> **Prompt**:
In the entries below, how many lines contain "crisis"? Answer with the number and nothing else.

-------- Records for processing

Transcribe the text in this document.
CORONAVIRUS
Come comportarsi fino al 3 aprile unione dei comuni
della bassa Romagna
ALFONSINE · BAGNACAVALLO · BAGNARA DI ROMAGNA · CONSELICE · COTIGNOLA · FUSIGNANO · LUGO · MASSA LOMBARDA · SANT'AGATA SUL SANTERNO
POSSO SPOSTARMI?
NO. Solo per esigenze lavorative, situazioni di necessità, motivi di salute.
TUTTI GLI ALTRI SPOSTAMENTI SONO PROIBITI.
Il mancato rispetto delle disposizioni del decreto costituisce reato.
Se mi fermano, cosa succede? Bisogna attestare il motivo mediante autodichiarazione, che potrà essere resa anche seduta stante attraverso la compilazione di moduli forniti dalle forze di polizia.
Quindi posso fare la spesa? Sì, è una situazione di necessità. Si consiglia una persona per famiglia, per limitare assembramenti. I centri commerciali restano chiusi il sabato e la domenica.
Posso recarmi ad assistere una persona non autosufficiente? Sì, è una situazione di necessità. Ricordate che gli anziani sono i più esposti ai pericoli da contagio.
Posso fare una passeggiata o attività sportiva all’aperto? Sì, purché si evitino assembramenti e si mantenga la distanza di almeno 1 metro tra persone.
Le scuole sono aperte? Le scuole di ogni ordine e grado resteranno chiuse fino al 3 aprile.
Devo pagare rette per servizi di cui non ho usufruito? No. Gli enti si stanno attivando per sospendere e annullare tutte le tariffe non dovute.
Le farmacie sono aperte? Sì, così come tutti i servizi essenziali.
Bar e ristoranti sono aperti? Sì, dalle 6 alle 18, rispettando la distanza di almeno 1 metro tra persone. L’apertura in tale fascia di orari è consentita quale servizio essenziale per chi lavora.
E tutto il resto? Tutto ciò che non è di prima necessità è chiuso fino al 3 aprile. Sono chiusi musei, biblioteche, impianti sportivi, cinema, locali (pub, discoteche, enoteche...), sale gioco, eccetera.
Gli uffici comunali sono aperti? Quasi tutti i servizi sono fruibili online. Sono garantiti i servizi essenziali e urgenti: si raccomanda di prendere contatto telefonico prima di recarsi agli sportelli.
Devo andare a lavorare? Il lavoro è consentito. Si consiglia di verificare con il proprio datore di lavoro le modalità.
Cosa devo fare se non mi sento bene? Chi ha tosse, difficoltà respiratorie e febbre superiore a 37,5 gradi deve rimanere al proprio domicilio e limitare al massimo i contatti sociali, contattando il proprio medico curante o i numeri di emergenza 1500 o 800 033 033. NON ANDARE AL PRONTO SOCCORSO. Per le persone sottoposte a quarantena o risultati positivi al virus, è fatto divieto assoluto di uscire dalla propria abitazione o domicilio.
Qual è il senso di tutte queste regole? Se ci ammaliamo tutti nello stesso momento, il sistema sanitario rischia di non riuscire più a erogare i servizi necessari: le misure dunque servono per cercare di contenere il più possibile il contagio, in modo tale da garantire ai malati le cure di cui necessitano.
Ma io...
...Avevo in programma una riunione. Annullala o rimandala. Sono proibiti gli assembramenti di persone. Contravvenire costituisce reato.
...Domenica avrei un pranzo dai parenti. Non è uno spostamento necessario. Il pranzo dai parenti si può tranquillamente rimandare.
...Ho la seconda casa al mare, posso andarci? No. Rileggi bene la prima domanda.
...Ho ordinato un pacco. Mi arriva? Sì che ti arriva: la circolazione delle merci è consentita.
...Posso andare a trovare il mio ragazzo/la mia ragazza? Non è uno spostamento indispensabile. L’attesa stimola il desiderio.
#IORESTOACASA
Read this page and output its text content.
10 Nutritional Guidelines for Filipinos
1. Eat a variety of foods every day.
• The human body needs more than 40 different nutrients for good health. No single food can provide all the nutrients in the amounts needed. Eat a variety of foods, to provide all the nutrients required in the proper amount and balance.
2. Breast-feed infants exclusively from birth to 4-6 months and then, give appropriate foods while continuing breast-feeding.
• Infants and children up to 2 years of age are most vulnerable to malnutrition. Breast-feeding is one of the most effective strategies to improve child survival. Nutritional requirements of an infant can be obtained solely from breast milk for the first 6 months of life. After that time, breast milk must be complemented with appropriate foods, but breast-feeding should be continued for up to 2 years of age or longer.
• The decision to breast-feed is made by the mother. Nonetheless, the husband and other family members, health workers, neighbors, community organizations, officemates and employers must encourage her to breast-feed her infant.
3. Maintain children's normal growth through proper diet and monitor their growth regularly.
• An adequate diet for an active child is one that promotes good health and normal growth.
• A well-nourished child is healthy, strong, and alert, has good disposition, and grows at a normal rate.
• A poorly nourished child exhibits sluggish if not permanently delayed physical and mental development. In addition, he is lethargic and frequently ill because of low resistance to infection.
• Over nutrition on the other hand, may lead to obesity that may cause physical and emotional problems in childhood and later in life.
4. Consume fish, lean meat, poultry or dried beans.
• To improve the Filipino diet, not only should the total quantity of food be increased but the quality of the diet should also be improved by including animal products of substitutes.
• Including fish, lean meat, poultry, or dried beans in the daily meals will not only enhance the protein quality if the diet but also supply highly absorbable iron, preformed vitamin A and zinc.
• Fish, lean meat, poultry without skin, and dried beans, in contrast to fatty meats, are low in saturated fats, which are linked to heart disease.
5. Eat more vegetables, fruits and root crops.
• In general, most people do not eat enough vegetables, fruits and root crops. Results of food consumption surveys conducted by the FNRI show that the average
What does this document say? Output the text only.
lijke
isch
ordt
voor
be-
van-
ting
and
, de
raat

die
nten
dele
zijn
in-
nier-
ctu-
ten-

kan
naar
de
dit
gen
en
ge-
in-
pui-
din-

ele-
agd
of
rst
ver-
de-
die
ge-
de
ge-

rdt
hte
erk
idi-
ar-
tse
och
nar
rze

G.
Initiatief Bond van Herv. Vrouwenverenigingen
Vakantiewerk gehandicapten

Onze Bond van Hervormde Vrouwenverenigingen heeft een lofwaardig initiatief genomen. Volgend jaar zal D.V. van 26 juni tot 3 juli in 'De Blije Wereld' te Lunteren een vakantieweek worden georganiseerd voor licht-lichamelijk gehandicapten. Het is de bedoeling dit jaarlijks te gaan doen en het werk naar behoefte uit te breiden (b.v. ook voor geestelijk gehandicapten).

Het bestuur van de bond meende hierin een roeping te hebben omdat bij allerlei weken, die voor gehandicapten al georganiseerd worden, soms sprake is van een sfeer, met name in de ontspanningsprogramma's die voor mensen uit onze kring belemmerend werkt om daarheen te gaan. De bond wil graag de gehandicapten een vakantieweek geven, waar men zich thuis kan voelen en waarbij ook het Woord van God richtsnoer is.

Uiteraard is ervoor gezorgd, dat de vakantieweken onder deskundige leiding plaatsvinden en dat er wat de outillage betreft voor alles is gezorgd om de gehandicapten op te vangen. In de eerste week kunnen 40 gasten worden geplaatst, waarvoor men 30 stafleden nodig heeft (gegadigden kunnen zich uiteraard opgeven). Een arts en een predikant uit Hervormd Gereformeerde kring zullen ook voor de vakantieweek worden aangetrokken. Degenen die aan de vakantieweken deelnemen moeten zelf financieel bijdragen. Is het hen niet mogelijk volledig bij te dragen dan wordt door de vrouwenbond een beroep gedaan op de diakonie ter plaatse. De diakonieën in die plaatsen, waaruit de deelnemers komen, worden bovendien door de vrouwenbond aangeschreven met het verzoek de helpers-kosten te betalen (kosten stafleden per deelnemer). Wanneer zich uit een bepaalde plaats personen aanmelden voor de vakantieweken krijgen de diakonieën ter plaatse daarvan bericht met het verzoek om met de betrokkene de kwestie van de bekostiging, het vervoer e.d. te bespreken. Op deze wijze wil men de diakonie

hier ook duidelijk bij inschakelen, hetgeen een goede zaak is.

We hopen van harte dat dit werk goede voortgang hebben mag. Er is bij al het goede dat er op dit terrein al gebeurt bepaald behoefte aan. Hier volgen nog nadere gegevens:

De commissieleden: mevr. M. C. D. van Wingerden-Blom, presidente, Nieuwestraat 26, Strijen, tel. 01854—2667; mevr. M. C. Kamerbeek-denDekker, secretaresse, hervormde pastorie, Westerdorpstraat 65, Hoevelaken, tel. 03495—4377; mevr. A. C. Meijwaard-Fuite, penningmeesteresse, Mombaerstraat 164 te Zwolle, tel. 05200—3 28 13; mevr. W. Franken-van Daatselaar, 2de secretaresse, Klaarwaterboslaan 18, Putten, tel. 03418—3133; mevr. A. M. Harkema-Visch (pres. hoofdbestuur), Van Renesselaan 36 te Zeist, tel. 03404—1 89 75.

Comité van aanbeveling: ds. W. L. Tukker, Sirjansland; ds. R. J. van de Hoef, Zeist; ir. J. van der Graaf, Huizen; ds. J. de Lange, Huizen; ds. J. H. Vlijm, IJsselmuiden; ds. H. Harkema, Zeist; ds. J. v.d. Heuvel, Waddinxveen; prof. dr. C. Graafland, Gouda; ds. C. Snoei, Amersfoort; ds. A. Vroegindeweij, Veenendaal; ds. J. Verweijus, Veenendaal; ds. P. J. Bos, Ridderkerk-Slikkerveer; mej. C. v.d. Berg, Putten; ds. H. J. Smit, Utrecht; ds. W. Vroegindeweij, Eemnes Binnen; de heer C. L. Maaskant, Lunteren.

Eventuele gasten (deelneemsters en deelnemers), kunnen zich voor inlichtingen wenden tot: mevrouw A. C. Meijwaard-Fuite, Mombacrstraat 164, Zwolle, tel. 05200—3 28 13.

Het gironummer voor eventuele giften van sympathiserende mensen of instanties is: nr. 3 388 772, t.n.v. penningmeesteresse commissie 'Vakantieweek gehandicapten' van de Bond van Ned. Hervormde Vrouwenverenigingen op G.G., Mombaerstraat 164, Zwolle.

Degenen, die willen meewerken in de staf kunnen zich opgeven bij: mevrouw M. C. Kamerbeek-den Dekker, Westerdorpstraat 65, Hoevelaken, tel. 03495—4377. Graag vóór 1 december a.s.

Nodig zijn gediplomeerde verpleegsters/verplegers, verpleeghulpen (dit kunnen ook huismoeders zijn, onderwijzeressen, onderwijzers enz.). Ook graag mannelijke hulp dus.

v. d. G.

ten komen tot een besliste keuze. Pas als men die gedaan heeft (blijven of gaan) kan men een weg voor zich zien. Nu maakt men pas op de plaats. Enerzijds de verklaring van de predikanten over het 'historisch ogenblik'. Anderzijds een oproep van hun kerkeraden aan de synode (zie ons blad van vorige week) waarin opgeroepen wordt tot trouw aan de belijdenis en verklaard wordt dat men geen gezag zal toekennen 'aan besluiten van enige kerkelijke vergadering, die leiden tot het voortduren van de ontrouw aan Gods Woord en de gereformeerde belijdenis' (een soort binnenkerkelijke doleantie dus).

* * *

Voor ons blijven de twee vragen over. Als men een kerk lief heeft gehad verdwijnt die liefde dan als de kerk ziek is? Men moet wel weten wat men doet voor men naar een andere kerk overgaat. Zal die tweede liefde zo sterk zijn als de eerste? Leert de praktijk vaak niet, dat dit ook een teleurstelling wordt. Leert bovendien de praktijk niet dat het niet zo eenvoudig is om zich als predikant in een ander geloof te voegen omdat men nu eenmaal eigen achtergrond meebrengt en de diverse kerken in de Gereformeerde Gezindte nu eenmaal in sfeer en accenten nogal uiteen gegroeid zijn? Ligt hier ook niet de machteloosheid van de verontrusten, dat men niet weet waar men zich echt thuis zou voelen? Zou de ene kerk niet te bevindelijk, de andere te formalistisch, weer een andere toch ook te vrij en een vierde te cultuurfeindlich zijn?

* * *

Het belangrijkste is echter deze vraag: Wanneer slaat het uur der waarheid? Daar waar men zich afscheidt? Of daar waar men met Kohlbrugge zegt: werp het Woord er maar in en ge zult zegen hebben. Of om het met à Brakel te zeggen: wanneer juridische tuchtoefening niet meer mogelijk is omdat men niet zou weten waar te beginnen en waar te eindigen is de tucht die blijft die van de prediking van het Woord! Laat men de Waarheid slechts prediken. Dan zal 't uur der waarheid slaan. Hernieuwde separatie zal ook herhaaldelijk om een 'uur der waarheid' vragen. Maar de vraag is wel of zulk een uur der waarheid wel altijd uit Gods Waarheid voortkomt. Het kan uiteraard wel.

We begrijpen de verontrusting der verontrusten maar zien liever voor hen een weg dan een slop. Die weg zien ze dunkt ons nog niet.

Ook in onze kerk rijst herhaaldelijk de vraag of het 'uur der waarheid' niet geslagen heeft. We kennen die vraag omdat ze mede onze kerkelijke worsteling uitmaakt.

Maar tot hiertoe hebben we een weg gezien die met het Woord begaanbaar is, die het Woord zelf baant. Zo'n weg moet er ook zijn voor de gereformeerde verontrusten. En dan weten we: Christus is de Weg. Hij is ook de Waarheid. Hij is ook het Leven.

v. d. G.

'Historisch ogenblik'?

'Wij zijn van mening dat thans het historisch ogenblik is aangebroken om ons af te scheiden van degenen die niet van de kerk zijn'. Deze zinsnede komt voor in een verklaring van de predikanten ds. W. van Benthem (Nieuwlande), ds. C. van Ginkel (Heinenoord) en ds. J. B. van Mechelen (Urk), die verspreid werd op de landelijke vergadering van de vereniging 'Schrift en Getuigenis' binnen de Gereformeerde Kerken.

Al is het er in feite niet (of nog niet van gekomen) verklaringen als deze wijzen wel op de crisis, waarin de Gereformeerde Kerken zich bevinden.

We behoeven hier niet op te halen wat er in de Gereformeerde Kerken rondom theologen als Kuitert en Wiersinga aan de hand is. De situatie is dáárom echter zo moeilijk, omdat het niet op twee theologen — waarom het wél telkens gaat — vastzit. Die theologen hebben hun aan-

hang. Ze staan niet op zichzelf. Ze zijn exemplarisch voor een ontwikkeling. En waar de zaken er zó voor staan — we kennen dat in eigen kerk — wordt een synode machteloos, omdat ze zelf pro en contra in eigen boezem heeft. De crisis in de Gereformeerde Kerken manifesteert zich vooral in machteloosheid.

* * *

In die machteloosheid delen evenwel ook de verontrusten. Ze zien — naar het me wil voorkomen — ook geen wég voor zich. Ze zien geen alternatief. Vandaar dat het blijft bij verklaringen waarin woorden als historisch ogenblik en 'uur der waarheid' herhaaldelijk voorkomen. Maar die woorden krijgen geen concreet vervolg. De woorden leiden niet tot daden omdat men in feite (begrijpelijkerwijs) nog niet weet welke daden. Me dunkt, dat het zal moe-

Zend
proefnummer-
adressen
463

----------------

> **Written solution**:
2